• _Requirements_:
Copy each line of the listing below exactly.

++++

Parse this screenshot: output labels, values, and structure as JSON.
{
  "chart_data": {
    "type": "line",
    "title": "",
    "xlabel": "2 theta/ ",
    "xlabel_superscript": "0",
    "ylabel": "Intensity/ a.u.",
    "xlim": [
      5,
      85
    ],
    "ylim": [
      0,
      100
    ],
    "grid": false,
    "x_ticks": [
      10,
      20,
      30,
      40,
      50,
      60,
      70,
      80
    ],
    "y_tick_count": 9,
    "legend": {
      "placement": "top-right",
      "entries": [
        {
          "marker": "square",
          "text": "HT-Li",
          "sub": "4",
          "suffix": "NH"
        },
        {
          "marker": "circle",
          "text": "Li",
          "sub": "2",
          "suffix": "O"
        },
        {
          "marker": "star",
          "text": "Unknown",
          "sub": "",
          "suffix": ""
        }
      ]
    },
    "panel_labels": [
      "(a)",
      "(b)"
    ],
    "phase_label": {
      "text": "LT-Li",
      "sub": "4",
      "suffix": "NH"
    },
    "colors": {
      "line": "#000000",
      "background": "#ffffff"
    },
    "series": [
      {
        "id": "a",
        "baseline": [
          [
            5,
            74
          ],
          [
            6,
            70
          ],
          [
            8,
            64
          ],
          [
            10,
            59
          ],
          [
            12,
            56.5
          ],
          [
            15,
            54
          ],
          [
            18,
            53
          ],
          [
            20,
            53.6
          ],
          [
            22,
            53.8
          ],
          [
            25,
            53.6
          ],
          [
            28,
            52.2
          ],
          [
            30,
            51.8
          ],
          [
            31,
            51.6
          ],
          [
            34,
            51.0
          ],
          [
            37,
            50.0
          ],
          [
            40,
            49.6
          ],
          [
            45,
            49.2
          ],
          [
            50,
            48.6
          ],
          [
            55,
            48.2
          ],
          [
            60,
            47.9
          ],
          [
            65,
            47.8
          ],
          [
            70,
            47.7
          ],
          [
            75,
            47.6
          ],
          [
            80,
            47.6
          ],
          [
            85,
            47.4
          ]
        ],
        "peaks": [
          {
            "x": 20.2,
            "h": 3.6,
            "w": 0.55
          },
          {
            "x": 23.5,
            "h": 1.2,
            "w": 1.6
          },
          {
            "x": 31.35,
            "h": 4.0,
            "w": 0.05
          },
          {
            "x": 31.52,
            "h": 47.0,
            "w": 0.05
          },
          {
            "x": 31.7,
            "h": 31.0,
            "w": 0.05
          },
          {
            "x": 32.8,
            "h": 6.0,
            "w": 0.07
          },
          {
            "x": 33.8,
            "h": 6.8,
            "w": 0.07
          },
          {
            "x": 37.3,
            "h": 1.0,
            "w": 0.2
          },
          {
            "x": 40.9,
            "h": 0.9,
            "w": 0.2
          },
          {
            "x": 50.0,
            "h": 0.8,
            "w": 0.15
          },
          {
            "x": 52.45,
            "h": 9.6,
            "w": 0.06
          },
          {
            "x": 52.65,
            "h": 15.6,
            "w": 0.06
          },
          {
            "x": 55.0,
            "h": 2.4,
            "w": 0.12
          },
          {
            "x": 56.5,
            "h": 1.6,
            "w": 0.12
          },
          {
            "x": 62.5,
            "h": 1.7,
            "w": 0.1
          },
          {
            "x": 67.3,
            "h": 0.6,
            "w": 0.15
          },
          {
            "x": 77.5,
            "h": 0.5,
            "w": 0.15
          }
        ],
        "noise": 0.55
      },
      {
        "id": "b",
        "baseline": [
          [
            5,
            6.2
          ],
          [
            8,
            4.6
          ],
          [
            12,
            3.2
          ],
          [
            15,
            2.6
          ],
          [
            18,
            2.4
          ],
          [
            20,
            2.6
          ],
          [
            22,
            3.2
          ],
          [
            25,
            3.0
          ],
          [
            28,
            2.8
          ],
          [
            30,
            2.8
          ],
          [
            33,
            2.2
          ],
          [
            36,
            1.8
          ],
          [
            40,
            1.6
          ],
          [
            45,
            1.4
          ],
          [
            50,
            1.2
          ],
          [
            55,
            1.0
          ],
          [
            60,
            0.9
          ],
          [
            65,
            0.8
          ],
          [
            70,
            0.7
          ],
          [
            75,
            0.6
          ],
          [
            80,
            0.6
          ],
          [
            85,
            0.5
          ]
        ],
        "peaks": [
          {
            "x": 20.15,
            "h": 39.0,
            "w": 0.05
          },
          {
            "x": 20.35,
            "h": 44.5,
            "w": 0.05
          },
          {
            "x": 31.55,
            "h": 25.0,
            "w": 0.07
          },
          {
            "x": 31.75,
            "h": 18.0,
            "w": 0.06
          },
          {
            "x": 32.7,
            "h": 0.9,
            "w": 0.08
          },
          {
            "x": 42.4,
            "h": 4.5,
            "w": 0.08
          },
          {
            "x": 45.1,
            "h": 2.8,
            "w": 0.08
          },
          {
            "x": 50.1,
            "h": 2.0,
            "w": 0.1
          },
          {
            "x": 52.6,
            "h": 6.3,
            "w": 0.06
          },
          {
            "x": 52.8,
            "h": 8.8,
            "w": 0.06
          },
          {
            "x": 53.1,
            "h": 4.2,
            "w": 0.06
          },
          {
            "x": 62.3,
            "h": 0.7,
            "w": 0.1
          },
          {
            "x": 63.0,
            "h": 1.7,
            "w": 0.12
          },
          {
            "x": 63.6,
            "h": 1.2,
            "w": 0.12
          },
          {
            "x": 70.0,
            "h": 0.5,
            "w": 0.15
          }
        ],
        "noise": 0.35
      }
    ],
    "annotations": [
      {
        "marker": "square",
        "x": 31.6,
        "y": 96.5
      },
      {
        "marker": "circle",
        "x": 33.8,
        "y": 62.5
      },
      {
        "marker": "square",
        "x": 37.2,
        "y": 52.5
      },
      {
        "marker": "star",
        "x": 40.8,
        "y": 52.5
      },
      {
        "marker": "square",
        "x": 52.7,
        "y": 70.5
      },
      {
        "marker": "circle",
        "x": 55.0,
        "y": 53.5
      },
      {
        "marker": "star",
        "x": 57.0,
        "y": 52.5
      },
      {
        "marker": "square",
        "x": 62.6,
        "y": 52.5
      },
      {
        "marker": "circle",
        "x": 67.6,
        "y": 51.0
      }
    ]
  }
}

++++

• _The reply_:
Parse this screenshot: output labels, values, and structure as JSON.
{
  "chart_data": {
    "type": "line",
    "title": "",
    "xlabel": "2 theta/ ",
    "xlabel_superscript": "0",
    "ylabel": "Intensity/ a.u.",
    "xlim": [
      5,
      85
    ],
    "ylim": [
      0,
      100
    ],
    "grid": false,
    "x_ticks": [
      10,
      20,
      30,
      40,
      50,
      60,
      70,
      80
    ],
    "y_tick_count": 9,
    "legend": {
      "placement": "top-right",
      "entries": [
        {
          "marker": "square",
          "text": "HT-Li",
          "sub": "4",
          "suffix": "NH"
        },
        {
          "marker": "circle",
          "text": "Li",
          "sub": "2",
          "suffix": "O"
        },
        {
          "marker": "star",
          "text": "Unknown",
          "sub": "",
          "suffix": ""
        }
      ]
    },
    "panel_labels": [
      "(a)",
      "(b)"
    ],
    "phase_label": {
      "text": "LT-Li",
      "sub": "4",
      "suffix": "NH"
    },
    "colors": {
      "line": "#000000",
      "background": "#ffffff"
    },
    "series": [
      {
        "id": "a",
        "baseline": [
          [
            5,
            74
          ],
          [
            6,
            70
          ],
          [
            8,
            64
          ],
          [
            10,
            59
          ],
          [
            12,
            56.5
          ],
          [
            15,
            54
          ],
          [
            18,
            53
          ],
          [
            20,
            53.6
          ],
          [
            22,
            53.8
          ],
          [
            25,
            53.6
          ],
          [
            28,
            52.2
          ],
          [
            30,
            51.8
          ],
          [
            31,
            51.6
          ],
          [
            34,
            51.0
          ],
          [
            37,
            50.0
          ],
          [
            40,
            49.6
          ],
          [
            45,
            49.2
          ],
          [
            50,
            48.6
          ],
          [
            55,
            48.2
          ],
          [
            60,
            47.9
          ],
          [
            65,
            47.8
          ],
          [
            70,
            47.7
          ],
          [
            75,
            47.6
          ],
          [
            80,
            47.6
          ],
          [
            85,
            47.4
          ]
        ],
        "peaks": [
          {
            "x": 20.2,
            "h": 3.6,
            "w": 0.55
          },
          {
            "x": 23.5,
            "h": 1.2,
            "w": 1.6
          },
          {
            "x": 31.35,
            "h": 4.0,
            "w": 0.05
          },
          {
            "x": 31.52,
            "h": 47.0,
            "w": 0.05
          },
          {
            "x": 31.7,
            "h": 31.0,
            "w": 0.05
          },
          {
            "x": 32.8,
            "h": 6.0,
            "w": 0.07
          },
          {
            "x": 33.8,
            "h": 6.8,
            "w": 0.07
          },
          {
            "x": 37.3,
            "h": 1.0,
            "w": 0.2
          },
          {
            "x": 40.9,
            "h": 0.9,
            "w": 0.2
          },
          {
            "x": 50.0,
            "h": 0.8,
            "w": 0.15
          },
          {
            "x": 52.45,
            "h": 9.6,
            "w": 0.06
          },
          {
            "x": 52.65,
            "h": 15.6,
            "w": 0.06
          },
          {
            "x": 55.0,
            "h": 2.4,
            "w": 0.12
          },
          {
            "x": 56.5,
            "h": 1.6,
            "w": 0.12
          },
          {
            "x": 62.5,
            "h": 1.7,
            "w": 0.1
          },
          {
            "x": 67.3,
            "h": 0.6,
            "w": 0.15
          },
          {
            "x": 77.5,
            "h": 0.5,
            "w": 0.15
          }
        ],
        "noise": 0.55
      },
      {
        "id": "b",
        "baseline": [
          [
            5,
            6.2
          ],
          [
            8,
            4.6
          ],
          [
            12,
            3.2
          ],
          [
            15,
            2.6
          ],
          [
            18,
            2.4
          ],
          [
            20,
            2.6
          ],
          [
            22,
            3.2
          ],
          [
            25,
            3.0
          ],
          [
            28,
            2.8
          ],
          [
            30,
            2.8
          ],
          [
            33,
            2.2
          ],
          [
            36,
            1.8
          ],
          [
            40,
            1.6
          ],
          [
            45,
            1.4
          ],
          [
            50,
            1.2
          ],
          [
            55,
            1.0
          ],
          [
            60,
            0.9
          ],
          [
            65,
            0.8
          ],
          [
            70,
            0.7
          ],
          [
            75,
            0.6
          ],
          [
            80,
            0.6
          ],
          [
            85,
            0.5
          ]
        ],
        "peaks": [
          {
            "x": 20.15,
            "h": 39.0,
            "w": 0.05
          },
          {
            "x": 20.35,
            "h": 44.5,
            "w": 0.05
          },
          {
            "x": 31.55,
            "h": 25.0,
            "w": 0.07
          },
          {
            "x": 31.75,
            "h": 18.0,
            "w": 0.06
          },
          {
            "x": 32.7,
            "h": 0.9,
            "w": 0.08
          },
          {
            "x": 42.4,
            "h": 4.5,
            "w": 0.08
          },
          {
            "x": 45.1,
            "h": 2.8,
            "w": 0.08
          },
          {
            "x": 50.1,
            "h": 2.0,
            "w": 0.1
          },
          {
            "x": 52.6,
            "h": 6.3,
            "w": 0.06
          },
          {
            "x": 52.8,
            "h": 8.8,
            "w": 0.06
          },
          {
            "x": 53.1,
            "h": 4.2,
            "w": 0.06
          },
          {
            "x": 62.3,
            "h": 0.7,
            "w": 0.1
          },
          {
            "x": 63.0,
            "h": 1.7,
            "w": 0.12
          },
          {
            "x": 63.6,
            "h": 1.2,
            "w": 0.12
          },
          {
            "x": 70.0,
            "h": 0.5,
            "w": 0.15
          }
        ],
        "noise": 0.35
      }
    ],
    "annotations": [
      {
        "marker": "square",
        "x": 31.6,
        "y": 96.5
      },
      {
        "marker": "circle",
        "x": 33.8,
        "y": 62.5
      },
      {
        "marker": "square",
        "x": 37.2,
        "y": 52.5
      },
      {
        "marker": "star",
        "x": 40.8,
        "y": 52.5
      },
      {
        "marker": "square",
        "x": 52.7,
        "y": 70.5
      },
      {
        "marker": "circle",
        "x": 55.0,
        "y": 53.5
      },
      {
        "marker": "star",
        "x": 57.0,
        "y": 52.5
      },
      {
        "marker": "square",
        "x": 62.6,
        "y": 52.5
      },
      {
        "marker": "circle",
        "x": 67.6,
        "y": 51.0
      }
    ]
  }
}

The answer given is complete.